Dataset entries:
******
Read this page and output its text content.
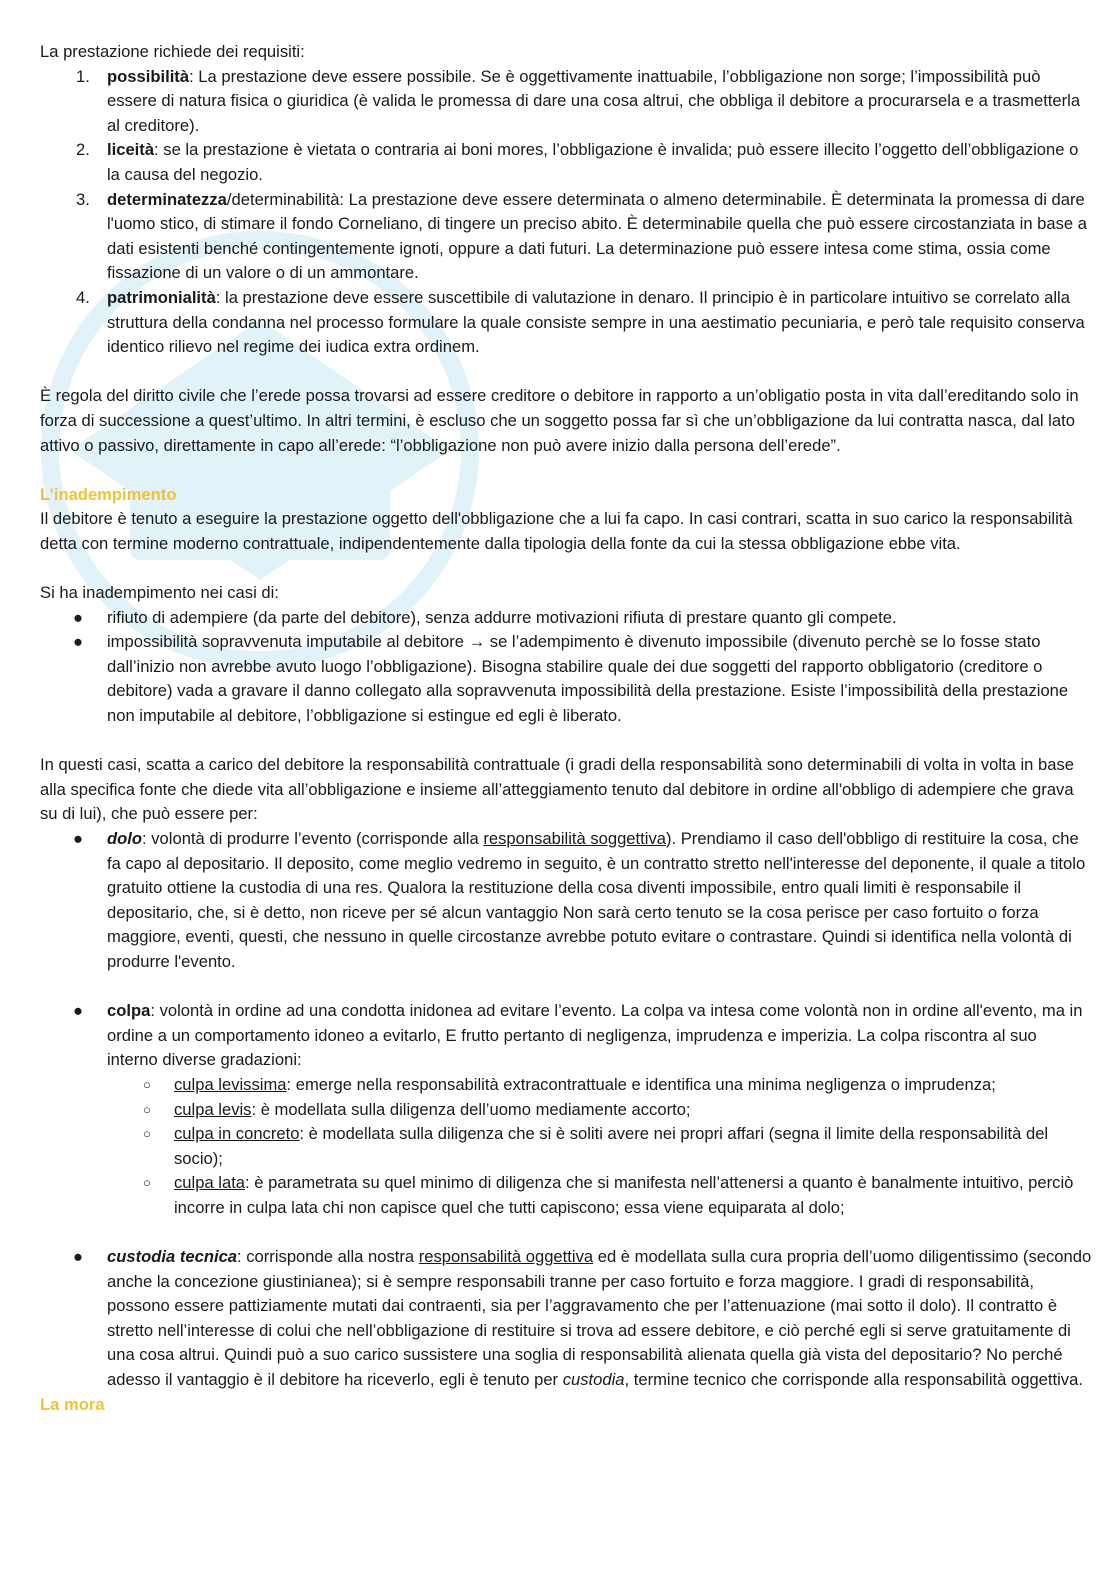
La prestazione richiede dei requisiti:

1. possibilità: La prestazione deve essere possibile. Se è oggettivamente inattuabile, l’obbligazione non sorge; l’impossibilità può essere di natura fisica o giuridica (è valida le promessa di dare una cosa altrui, che obbliga il debitore a procurarsela e a trasmetterla al creditore).
2. liceità: se la prestazione è vietata o contraria ai boni mores, l’obbligazione è invalida; può essere illecito l’oggetto dell’obbligazione o la causa del negozio.
3. determinatezza/determinabilità: La prestazione deve essere determinata o almeno determinabile. È determinata la promessa di dare l'uomo stico, di stimare il fondo Corneliano, di tingere un preciso abito. È determinabile quella che può essere circostanziata in base a dati esistenti benché contingentemente ignoti, oppure a dati futuri. La determinazione può essere intesa come stima, ossia come fissazione di un valore o di un ammontare.
4. patrimonialità: la prestazione deve essere suscettibile di valutazione in denaro. Il principio è in particolare intuitivo se correlato alla struttura della condanna nel processo formulare la quale consiste sempre in una aestimatio pecuniaria, e però tale requisito conserva identico rilievo nel regime dei iudica extra ordinem.

È regola del diritto civile che l’erede possa trovarsi ad essere creditore o debitore in rapporto a un’obligatio posta in vita dall’ereditando solo in forza di successione a quest’ultimo. In altri termini, è escluso che un soggetto possa far sì che un’obbligazione da lui contratta nasca, dal lato attivo o passivo, direttamente in capo all’erede: “l’obbligazione non può avere inizio dalla persona dell’erede”.

L’inadempimento

Il debitore è tenuto a eseguire la prestazione oggetto dell'obbligazione che a lui fa capo. In casi contrari, scatta in suo carico la responsabilità detta con termine moderno contrattuale, indipendentemente dalla tipologia della fonte da cui la stessa obbligazione ebbe vita.

Si ha inadempimento nei casi di:

● rifiuto di adempiere (da parte del debitore), senza addurre motivazioni rifiuta di prestare quanto gli compete.
● impossibilità sopravvenuta imputabile al debitore → se l’adempimento è divenuto impossibile (divenuto perchè se lo fosse stato dall’inizio non avrebbe avuto luogo l’obbligazione). Bisogna stabilire quale dei due soggetti del rapporto obbligatorio (creditore o debitore) vada a gravare il danno collegato alla sopravvenuta impossibilità della prestazione. Esiste l’impossibilità della prestazione non imputabile al debitore, l’obbligazione si estingue ed egli è liberato.

In questi casi, scatta a carico del debitore la responsabilità contrattuale (i gradi della responsabilità sono determinabili di volta in volta in base alla specifica fonte che diede vita all’obbligazione e insieme all’atteggiamento tenuto dal debitore in ordine all'obbligo di adempiere che grava su di lui), che può essere per:

● dolo: volontà di produrre l’evento (corrisponde alla responsabilità soggettiva). Prendiamo il caso dell'obbligo di restituire la cosa, che fa capo al depositario. Il deposito, come meglio vedremo in seguito, è un contratto stretto nell'interesse del deponente, il quale a titolo gratuito ottiene la custodia di una res. Qualora la restituzione della cosa diventi impossibile, entro quali limiti è responsabile il depositario, che, si è detto, non riceve per sé alcun vantaggio Non sarà certo tenuto se la cosa perisce per caso fortuito o forza maggiore, eventi, questi, che nessuno in quelle circostanze avrebbe potuto evitare o contrastare. Quindi si identifica nella volontà di produrre l'evento.
● colpa: volontà in ordine ad una condotta inidonea ad evitare l’evento. La colpa va intesa come volontà non in ordine all'evento, ma in ordine a un comportamento idoneo a evitarlo, E frutto pertanto di negligenza, imprudenza e imperizia. La colpa riscontra al suo interno diverse gradazioni:
○ culpa levissima: emerge nella responsabilità extracontrattuale e identifica una minima negligenza o imprudenza;
○ culpa levis: è modellata sulla diligenza dell’uomo mediamente accorto;
○ culpa in concreto: è modellata sulla diligenza che si è soliti avere nei propri affari (segna il limite della responsabilità del socio);
○ culpa lata: è parametrata su quel minimo di diligenza che si manifesta nell’attenersi a quanto è banalmente intuitivo, perciò incorre in culpa lata chi non capisce quel che tutti capiscono; essa viene equiparata al dolo;
● custodia tecnica: corrisponde alla nostra responsabilità oggettiva ed è modellata sulla cura propria dell’uomo diligentissimo (secondo anche la concezione giustinianea); si è sempre responsabili tranne per caso fortuito e forza maggiore. I gradi di responsabilità, possono essere pattiziamente mutati dai contraenti, sia per l’aggravamento che per l’attenuazione (mai sotto il dolo). Il contratto è stretto nell’interesse di colui che nell’obbligazione di restituire si trova ad essere debitore, e ciò perché egli si serve gratuitamente di una cosa altrui. Quindi può a suo carico sussistere una soglia di responsabilità alienata quella già vista del depositario? No perché adesso il vantaggio è il debitore ha riceverlo, egli è tenuto per custodia, termine tecnico che corrisponde alla responsabilità oggettiva.

La mora
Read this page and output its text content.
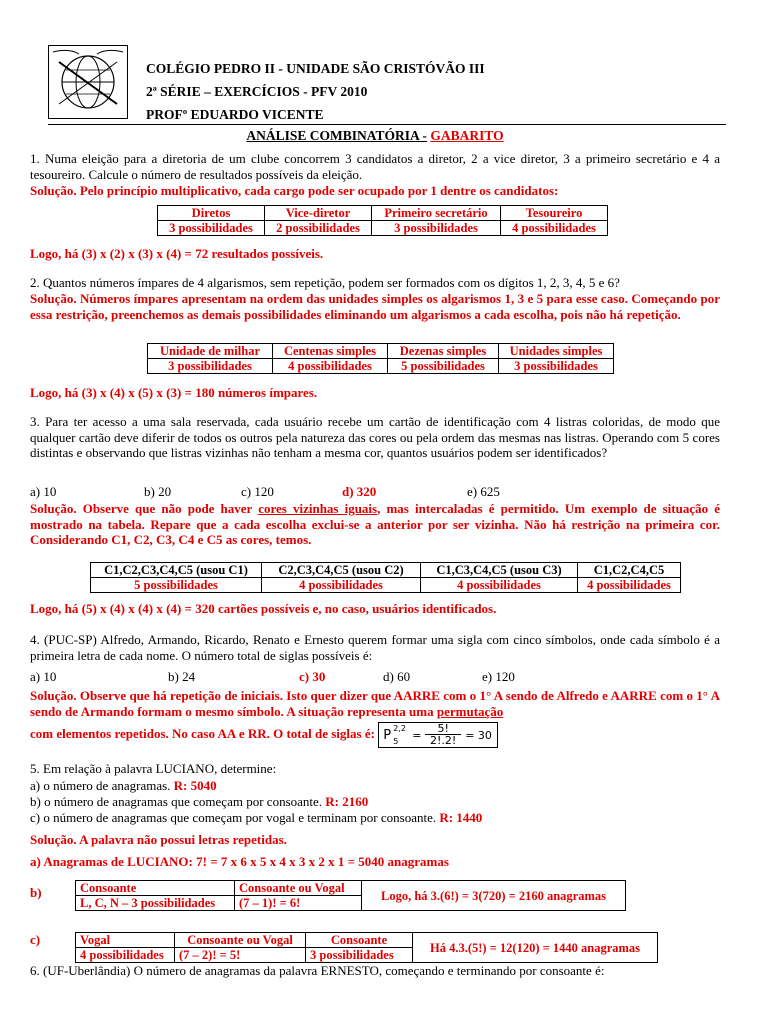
COLÉGIO PEDRO II - UNIDADE SÃO CRISTÓVÃO III
2ª SÉRIE – EXERCÍCIOS - PFV 2010
PROFº EDUARDO VICENTE
ANÁLISE COMBINATÓRIA - GABARITO
1. Numa eleição para a diretoria de um clube concorrem 3 candidatos a diretor, 2 a vice diretor, 3 a primeiro secretário e 4 a tesoureiro. Calcule o número de resultados possíveis da eleição.
Solução. Pelo princípio multiplicativo, cada cargo pode ser ocupado por 1 dentre os candidatos:
Diretos	Vice-diretor	Primeiro secretário	Tesoureiro
3 possibilidades	2 possibilidades	3 possibilidades	4 possibilidades
Logo, há (3) x (2) x (3) x (4) = 72 resultados possíveis.
2. Quantos números ímpares de 4 algarismos, sem repetição, podem ser formados com os dígitos 1, 2, 3, 4, 5 e 6?
Solução. Números ímpares apresentam na ordem das unidades simples os algarismos 1, 3 e 5 para esse caso. Começando por essa restrição, preenchemos as demais possibilidades eliminando um algarismos a cada escolha, pois não há repetição.
Unidade de milhar	Centenas simples	Dezenas simples	Unidades simples
3 possibilidades	4 possibilidades	5 possibilidades	3 possibilidades
Logo, há (3) x (4) x (5) x (3) = 180 números ímpares.
3. Para ter acesso a uma sala reservada, cada usuário recebe um cartão de identificação com 4 listras coloridas, de modo que qualquer cartão deve diferir de todos os outros pela natureza das cores ou pela ordem das mesmas nas listras. Operando com 5 cores distintas e observando que listras vizinhas não tenham a mesma cor, quantos usuários podem ser identificados?
a) 10	b) 20	c) 120	d) 320	e) 625
Solução. Observe que não pode haver cores vizinhas iguais, mas intercaladas é permitido. Um exemplo de situação é mostrado na tabela. Repare que a cada escolha exclui-se a anterior por ser vizinha. Não há restrição na primeira cor. Considerando C1, C2, C3, C4 e C5 as cores, temos.
C1,C2,C3,C4,C5 (usou C1)	C2,C3,C4,C5 (usou C2)	C1,C3,C4,C5 (usou C3)	C1,C2,C4,C5
5 possibilidades	4 possibilidades	4 possibilidades	4 possibilidades
Logo, há (5) x (4) x (4) x (4) = 320 cartões possíveis e, no caso, usuários identificados.
4. (PUC-SP) Alfredo, Armando, Ricardo, Renato e Ernesto querem formar uma sigla com cinco símbolos, onde cada símbolo é a primeira letra de cada nome. O número total de siglas possíveis é:
a) 10	b) 24	c) 30	d) 60	e) 120
Solução. Observe que há repetição de iniciais. Isto quer dizer que AARRE com o 1° A sendo de Alfredo e AARRE com o 1° A sendo de Armando formam o mesmo símbolo. A situação representa uma permutação
com elementos repetidos. No caso AA e RR. O total de siglas é: P 2,2
5 =
5!
2!.2! = 30
5. Em relação à palavra LUCIANO, determine:
a) o número de anagramas. R: 5040
b) o número de anagramas que começam por consoante. R: 2160
c) o número de anagramas que começam por vogal e terminam por consoante. R: 1440
Solução. A palavra não possui letras repetidas.
a) Anagramas de LUCIANO: 7! = 7 x 6 x 5 x 4 x 3 x 2 x 1 = 5040 anagramas
b)	Consoante	Consoante ou Vogal	Logo, há 3.(6!) = 3(720) = 2160 anagramas
L, C, N – 3 possibilidades	(7 – 1)! = 6!	
c)	Vogal	Consoante ou Vogal	Consoante	Há 4.3.(5!) = 12(120) = 1440 anagramas
4 possibilidades	(7 – 2)! = 5!	3 possibilidades	
6. (UF-Uberlândia) O número de anagramas da palavra ERNESTO, começando e terminando por consoante é:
******
**Set exercise**. Check the data for the word "secretário" and pull out the lines that have it.

**Response to this task**.
1. Numa eleição para a diretoria de um clube concorrem 3 candidatos a diretor, 2 a vice diretor, 3 a primeiro secretário e 4 a tesoureiro. Calcule o número de resultados possíveis da eleição.
Diretos	Vice-diretor	Primeiro secretário	Tesoureiro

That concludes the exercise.